SOURCE PASSAGE:
○ ○ ○ ○
READERS' memories have been stirred again by my columns on items as varied as ships aground, a postal service linked with the herring fishery, and gas works staff.

READERS' memories have been stirred again by my columns on items as varied as ships aground, a postal service linked with the herring fishery, and gas works staff. First, we have more information on two maritime emergencies - the coaster Wegro running ashore on Great Yarmouth's South Beach in 1981, and the Danish motor torpedo boat Havoernen being stranded on Scroby Sands for seven weeks over Christmas 1952.

Paul Harris, of Seymour Avenue, Yarmouth, was Coastguard duty watch officer on the South Pier in Gorleston when he learned that the Wegro was in imminent danger of running ashore in treacherous conditions exacerbated by a storm-force 60mph gale, so he fired maroons to alert the lifeboat and the coast rescue company.

The Yarmouth and Gorleston lifeboat and helicopter from RAF Coltishall set off, as did Mr Harris. A member of the coast rescue company, he joined his Gorleston colleagues - supplemented by the Winterton brigade, led by the late Tony Bush - on the shore where the Wegro had beached.

“Conditions were so bad that the lifeboat and helicopter could not perform a rescue attempt as the vessel was in the breakers, so it was decided to use the breeches buoy to assist in rescuing the crew,” recalls Mr Harris.

A telegraph pole was used as an anchorage for the equipment. After three attempts, a line was secured on the Wegro, the rocket passing through the wheelhouse window. “The crew, including youngsters, were brought safely ashore and a watch was kept on the vessel in case of further problems.”

He adds: “We trained with the breeches buoy equipment every summer at the Hopton Holiday Village where youngsters would queue up to be hoisted from the beach to the top of the cliffs in this strange way. I do not think that this apparatus is available now for rescues, but it certainly did the business on that awful night in 1981.”
○ ○ ○ ○
COLLECTED MATERIAL:
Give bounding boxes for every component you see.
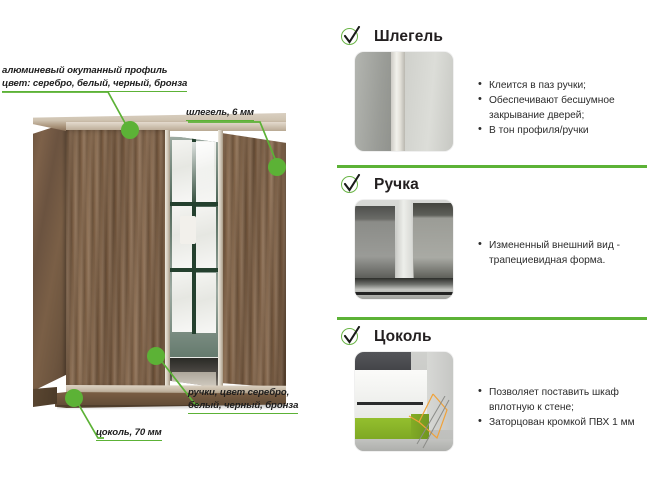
○ ○ ○ ○
SET PROBLEM: Rewrite the newspaper column starting with "Paul Harris, of" and going on through "Wegro had beached.", swapping "South Pier" for "North Pier". Work only from the newspaper column.

ANSWER FOR THE TASK:
Paul Harris, of Seymour Avenue, Yarmouth, was Coastguard duty watch officer on the North Pier in Gorleston when he learned that the Wegro was in imminent danger of running ashore in treacherous conditions exacerbated by a storm-force 60mph gale, so he fired maroons to alert the lifeboat and the coast rescue company.

The Yarmouth and Gorleston lifeboat and helicopter from RAF Coltishall set off, as did Mr Harris. A member of the coast rescue company, he joined his Gorleston colleagues - supplemented by the Winterton brigade, led by the late Tony Bush - on the shore where the Wegro had beached.